Copy every line of the data below verbatim, with no changes of any kind.

Entries from a dataset:
◆ ◆ ◆ ◆ ◆ ◆ ◆

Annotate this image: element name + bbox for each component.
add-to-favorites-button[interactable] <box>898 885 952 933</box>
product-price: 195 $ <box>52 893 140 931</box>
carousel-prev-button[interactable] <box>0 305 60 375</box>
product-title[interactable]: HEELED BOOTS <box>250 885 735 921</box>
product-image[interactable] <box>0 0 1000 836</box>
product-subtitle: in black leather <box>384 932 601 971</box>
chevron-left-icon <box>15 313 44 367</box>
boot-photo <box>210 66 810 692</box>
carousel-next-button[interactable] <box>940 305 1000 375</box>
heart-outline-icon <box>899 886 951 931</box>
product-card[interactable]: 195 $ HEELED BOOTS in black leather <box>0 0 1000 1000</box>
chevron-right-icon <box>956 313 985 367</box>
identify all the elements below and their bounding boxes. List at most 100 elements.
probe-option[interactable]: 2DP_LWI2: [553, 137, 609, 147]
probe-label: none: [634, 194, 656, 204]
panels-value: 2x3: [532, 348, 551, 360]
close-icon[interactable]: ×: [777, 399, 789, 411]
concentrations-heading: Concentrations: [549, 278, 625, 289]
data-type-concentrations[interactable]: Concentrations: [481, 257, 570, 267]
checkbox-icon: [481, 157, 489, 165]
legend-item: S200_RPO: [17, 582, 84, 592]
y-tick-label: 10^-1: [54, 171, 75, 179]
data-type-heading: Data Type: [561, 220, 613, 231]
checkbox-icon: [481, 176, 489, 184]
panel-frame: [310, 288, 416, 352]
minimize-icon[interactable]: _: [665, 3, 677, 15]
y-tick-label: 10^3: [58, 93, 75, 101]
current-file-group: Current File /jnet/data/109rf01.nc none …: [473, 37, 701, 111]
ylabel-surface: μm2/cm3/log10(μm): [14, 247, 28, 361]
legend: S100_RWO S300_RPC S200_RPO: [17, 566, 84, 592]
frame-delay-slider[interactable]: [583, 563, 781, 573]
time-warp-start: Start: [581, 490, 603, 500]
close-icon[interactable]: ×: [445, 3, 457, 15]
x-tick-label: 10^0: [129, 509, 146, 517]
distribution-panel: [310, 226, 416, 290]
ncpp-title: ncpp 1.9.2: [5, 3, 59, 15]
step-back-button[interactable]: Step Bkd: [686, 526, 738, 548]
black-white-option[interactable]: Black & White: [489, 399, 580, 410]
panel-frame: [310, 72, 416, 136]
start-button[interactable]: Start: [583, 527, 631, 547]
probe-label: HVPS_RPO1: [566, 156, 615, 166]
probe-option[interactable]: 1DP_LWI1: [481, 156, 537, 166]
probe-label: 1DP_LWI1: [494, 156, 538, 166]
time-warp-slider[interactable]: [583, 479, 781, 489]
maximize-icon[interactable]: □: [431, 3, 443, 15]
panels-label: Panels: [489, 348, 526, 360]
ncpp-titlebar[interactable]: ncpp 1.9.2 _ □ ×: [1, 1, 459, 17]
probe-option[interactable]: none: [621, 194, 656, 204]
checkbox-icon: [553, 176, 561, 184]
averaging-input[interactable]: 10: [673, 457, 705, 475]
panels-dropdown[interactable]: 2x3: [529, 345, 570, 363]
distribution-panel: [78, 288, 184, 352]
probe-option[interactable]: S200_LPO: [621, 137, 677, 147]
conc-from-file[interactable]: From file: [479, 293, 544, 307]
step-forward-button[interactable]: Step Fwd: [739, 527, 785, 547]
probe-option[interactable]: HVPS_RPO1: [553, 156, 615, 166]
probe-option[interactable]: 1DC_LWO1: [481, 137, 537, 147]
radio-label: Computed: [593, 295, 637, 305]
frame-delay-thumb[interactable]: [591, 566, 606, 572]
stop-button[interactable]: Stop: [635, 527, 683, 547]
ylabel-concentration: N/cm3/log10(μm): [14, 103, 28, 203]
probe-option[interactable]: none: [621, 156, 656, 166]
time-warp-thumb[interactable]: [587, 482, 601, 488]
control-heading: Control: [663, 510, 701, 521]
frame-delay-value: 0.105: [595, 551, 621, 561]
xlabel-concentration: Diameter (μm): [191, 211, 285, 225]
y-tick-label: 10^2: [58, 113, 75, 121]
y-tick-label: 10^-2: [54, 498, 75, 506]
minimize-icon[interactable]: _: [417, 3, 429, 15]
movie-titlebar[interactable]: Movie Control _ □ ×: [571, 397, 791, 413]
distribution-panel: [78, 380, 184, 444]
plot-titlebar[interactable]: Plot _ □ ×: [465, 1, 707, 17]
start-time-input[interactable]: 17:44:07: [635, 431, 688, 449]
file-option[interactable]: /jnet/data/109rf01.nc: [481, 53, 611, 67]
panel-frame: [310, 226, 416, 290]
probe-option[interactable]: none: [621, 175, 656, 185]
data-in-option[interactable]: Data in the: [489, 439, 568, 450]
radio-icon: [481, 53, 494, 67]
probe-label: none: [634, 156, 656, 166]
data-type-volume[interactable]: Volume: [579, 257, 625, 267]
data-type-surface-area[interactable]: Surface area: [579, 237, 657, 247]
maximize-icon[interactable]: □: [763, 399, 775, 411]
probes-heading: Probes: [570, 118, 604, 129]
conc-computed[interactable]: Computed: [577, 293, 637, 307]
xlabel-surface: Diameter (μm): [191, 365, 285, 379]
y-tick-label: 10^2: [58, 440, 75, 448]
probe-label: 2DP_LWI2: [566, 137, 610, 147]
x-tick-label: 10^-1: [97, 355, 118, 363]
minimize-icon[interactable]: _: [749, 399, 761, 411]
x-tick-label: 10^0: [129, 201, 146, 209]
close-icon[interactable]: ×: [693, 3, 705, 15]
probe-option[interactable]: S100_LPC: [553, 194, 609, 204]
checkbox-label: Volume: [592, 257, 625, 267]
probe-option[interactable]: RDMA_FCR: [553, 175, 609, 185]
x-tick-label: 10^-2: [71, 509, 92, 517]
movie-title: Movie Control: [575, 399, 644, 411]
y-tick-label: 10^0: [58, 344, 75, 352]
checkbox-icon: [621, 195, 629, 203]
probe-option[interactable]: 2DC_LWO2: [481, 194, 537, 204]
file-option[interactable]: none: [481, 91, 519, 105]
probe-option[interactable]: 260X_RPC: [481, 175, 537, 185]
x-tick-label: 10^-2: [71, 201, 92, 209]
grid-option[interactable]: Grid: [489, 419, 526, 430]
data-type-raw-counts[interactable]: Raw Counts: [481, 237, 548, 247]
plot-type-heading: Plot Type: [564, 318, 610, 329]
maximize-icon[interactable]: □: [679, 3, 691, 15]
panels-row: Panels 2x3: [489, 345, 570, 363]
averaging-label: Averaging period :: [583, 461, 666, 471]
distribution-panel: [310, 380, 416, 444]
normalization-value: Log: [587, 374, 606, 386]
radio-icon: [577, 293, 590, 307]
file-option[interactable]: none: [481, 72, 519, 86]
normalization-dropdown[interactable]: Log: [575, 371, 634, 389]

◆ ◆ ◆ ◆ ◆ ◆ ◆

Solution to the exercise
Annotate this image: element name + bbox for each component.
add-to-favorites-button[interactable] <box>898 885 952 933</box>
product-price: 195 $ <box>52 893 140 931</box>
carousel-prev-button[interactable] <box>0 305 60 375</box>
product-title[interactable]: HEELED BOOTS <box>250 885 735 921</box>
product-image[interactable] <box>0 0 1000 836</box>
product-subtitle: in black leather <box>384 932 601 971</box>
chevron-left-icon <box>15 313 44 367</box>
boot-photo <box>210 66 810 692</box>
carousel-next-button[interactable] <box>940 305 1000 375</box>
heart-outline-icon <box>899 886 951 931</box>
product-card[interactable]: 195 $ HEELED BOOTS in black leather <box>0 0 1000 1000</box>
chevron-right-icon <box>956 313 985 367</box>
identify all the elements below and their bounding boxes. List at most 100 elements.
probe-option[interactable]: 2DP_LWI2: [553, 137, 609, 147]
probe-label: none: [634, 194, 656, 204]
panels-value: 2x3: [532, 348, 551, 360]
close-icon[interactable]: ×: [777, 399, 789, 411]
concentrations-heading: Concentrations: [549, 278, 625, 289]
data-type-concentrations[interactable]: Concentrations: [481, 257, 570, 267]
checkbox-icon: [481, 157, 489, 165]
legend-item: S200_RPO: [17, 582, 84, 592]
y-tick-label: 10^-1: [54, 171, 75, 179]
data-type-heading: Data Type: [561, 220, 613, 231]
checkbox-icon: [481, 176, 489, 184]
panel-frame: [310, 288, 416, 352]
minimize-icon[interactable]: _: [665, 3, 677, 15]
y-tick-label: 10^3: [58, 93, 75, 101]
current-file-group: Current File /jnet/data/109rf01.nc none …: [473, 37, 701, 111]
ylabel-surface: μm2/cm3/log10(μm): [14, 247, 28, 361]
legend: S100_RWO S300_RPC S200_RPO: [17, 566, 84, 592]
frame-delay-slider[interactable]: [583, 563, 781, 573]
time-warp-start: Start: [581, 490, 603, 500]
close-icon[interactable]: ×: [445, 3, 457, 15]
x-tick-label: 10^0: [129, 509, 146, 517]
distribution-panel: [310, 226, 416, 290]
ncpp-title: ncpp 1.9.2: [5, 3, 59, 15]
step-back-button[interactable]: Step Bkd: [686, 526, 738, 548]
black-white-option[interactable]: Black & White: [489, 399, 580, 410]
panel-frame: [310, 72, 416, 136]
start-button[interactable]: Start: [583, 527, 631, 547]
probe-label: HVPS_RPO1: [566, 156, 615, 166]
probe-option[interactable]: 1DP_LWI1: [481, 156, 537, 166]
probe-label: 1DP_LWI1: [494, 156, 538, 166]
time-warp-slider[interactable]: [583, 479, 781, 489]
maximize-icon[interactable]: □: [431, 3, 443, 15]
panels-label: Panels: [489, 348, 526, 360]
ncpp-titlebar[interactable]: ncpp 1.9.2 _ □ ×: [1, 1, 459, 17]
probe-option[interactable]: none: [621, 194, 656, 204]
checkbox-icon: [553, 176, 561, 184]
averaging-input[interactable]: 10: [673, 457, 705, 475]
panels-dropdown[interactable]: 2x3: [529, 345, 570, 363]
distribution-panel: [78, 288, 184, 352]
probe-option[interactable]: S200_LPO: [621, 137, 677, 147]
conc-from-file[interactable]: From file: [479, 293, 544, 307]
step-forward-button[interactable]: Step Fwd: [739, 527, 785, 547]
probe-option[interactable]: HVPS_RPO1: [553, 156, 615, 166]
probe-option[interactable]: 1DC_LWO1: [481, 137, 537, 147]
radio-label: Computed: [593, 295, 637, 305]
frame-delay-thumb[interactable]: [591, 566, 606, 572]
stop-button[interactable]: Stop: [635, 527, 683, 547]
ylabel-concentration: N/cm3/log10(μm): [14, 103, 28, 203]
probe-option[interactable]: none: [621, 156, 656, 166]
time-warp-thumb[interactable]: [587, 482, 601, 488]
control-heading: Control: [663, 510, 701, 521]
frame-delay-value: 0.105: [595, 551, 621, 561]
xlabel-concentration: Diameter (μm): [191, 211, 285, 225]
y-tick-label: 10^2: [58, 113, 75, 121]
y-tick-label: 10^-2: [54, 498, 75, 506]
minimize-icon[interactable]: _: [417, 3, 429, 15]
movie-titlebar[interactable]: Movie Control _ □ ×: [571, 397, 791, 413]
distribution-panel: [78, 380, 184, 444]
plot-titlebar[interactable]: Plot _ □ ×: [465, 1, 707, 17]
start-time-input[interactable]: 17:44:07: [635, 431, 688, 449]
file-option[interactable]: /jnet/data/109rf01.nc: [481, 53, 611, 67]
panel-frame: [310, 226, 416, 290]
probe-option[interactable]: none: [621, 175, 656, 185]
data-in-option[interactable]: Data in the: [489, 439, 568, 450]
radio-icon: [481, 53, 494, 67]
probe-label: none: [634, 156, 656, 166]
data-type-volume[interactable]: Volume: [579, 257, 625, 267]
data-type-surface-area[interactable]: Surface area: [579, 237, 657, 247]
maximize-icon[interactable]: □: [763, 399, 775, 411]
probes-heading: Probes: [570, 118, 604, 129]
conc-computed[interactable]: Computed: [577, 293, 637, 307]
xlabel-surface: Diameter (μm): [191, 365, 285, 379]
y-tick-label: 10^2: [58, 440, 75, 448]
probe-label: 2DP_LWI2: [566, 137, 610, 147]
x-tick-label: 10^-1: [97, 355, 118, 363]
minimize-icon[interactable]: _: [749, 399, 761, 411]
x-tick-label: 10^0: [129, 201, 146, 209]
close-icon[interactable]: ×: [693, 3, 705, 15]
probe-option[interactable]: S100_LPC: [553, 194, 609, 204]
checkbox-label: Volume: [592, 257, 625, 267]
probe-option[interactable]: RDMA_FCR: [553, 175, 609, 185]
x-tick-label: 10^-2: [71, 509, 92, 517]
movie-title: Movie Control: [575, 399, 644, 411]
y-tick-label: 10^0: [58, 344, 75, 352]
checkbox-icon: [621, 195, 629, 203]
probe-option[interactable]: 2DC_LWO2: [481, 194, 537, 204]
file-option[interactable]: none: [481, 91, 519, 105]
probe-option[interactable]: 260X_RPC: [481, 175, 537, 185]
x-tick-label: 10^-2: [71, 201, 92, 209]
grid-option[interactable]: Grid: [489, 419, 526, 430]
data-type-raw-counts[interactable]: Raw Counts: [481, 237, 548, 247]
plot-type-heading: Plot Type: [564, 318, 610, 329]
maximize-icon[interactable]: □: [679, 3, 691, 15]
panels-row: Panels 2x3: [489, 345, 570, 363]
averaging-label: Averaging period :: [583, 461, 666, 471]
distribution-panel: [310, 380, 416, 444]
normalization-value: Log: [587, 374, 606, 386]
radio-icon: [577, 293, 590, 307]
file-option[interactable]: none: [481, 72, 519, 86]
normalization-dropdown[interactable]: Log: [575, 371, 634, 389]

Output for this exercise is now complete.